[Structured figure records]
-- start --
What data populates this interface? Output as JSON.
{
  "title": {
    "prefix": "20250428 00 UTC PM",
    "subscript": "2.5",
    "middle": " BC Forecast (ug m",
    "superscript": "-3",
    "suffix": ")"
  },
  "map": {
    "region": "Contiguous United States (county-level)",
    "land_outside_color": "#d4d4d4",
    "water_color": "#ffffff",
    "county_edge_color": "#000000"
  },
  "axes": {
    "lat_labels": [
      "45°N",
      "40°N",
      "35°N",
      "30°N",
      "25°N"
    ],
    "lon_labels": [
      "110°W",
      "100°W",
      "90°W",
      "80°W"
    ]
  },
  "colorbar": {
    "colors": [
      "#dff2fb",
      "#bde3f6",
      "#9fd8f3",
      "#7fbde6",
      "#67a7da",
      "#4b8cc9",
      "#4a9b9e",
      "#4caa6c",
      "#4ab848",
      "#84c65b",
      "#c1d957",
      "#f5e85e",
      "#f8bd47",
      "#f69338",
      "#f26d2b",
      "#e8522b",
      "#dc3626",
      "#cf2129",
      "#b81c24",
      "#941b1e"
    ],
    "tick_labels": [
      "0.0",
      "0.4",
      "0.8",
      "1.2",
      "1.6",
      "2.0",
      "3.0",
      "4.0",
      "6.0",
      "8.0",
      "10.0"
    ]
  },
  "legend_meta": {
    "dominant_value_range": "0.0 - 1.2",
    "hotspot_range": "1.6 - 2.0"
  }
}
-- end --
TO DO
Print the material verbatim, all of it.

RESPONSE TO THIS TASK
What data populates this interface? Output as JSON.
{
  "title": {
    "prefix": "20250428 00 UTC PM",
    "subscript": "2.5",
    "middle": " BC Forecast (ug m",
    "superscript": "-3",
    "suffix": ")"
  },
  "map": {
    "region": "Contiguous United States (county-level)",
    "land_outside_color": "#d4d4d4",
    "water_color": "#ffffff",
    "county_edge_color": "#000000"
  },
  "axes": {
    "lat_labels": [
      "45°N",
      "40°N",
      "35°N",
      "30°N",
      "25°N"
    ],
    "lon_labels": [
      "110°W",
      "100°W",
      "90°W",
      "80°W"
    ]
  },
  "colorbar": {
    "colors": [
      "#dff2fb",
      "#bde3f6",
      "#9fd8f3",
      "#7fbde6",
      "#67a7da",
      "#4b8cc9",
      "#4a9b9e",
      "#4caa6c",
      "#4ab848",
      "#84c65b",
      "#c1d957",
      "#f5e85e",
      "#f8bd47",
      "#f69338",
      "#f26d2b",
      "#e8522b",
      "#dc3626",
      "#cf2129",
      "#b81c24",
      "#941b1e"
    ],
    "tick_labels": [
      "0.0",
      "0.4",
      "0.8",
      "1.2",
      "1.6",
      "2.0",
      "3.0",
      "4.0",
      "6.0",
      "8.0",
      "10.0"
    ]
  },
  "legend_meta": {
    "dominant_value_range": "0.0 - 1.2",
    "hotspot_range": "1.6 - 2.0"
  }
}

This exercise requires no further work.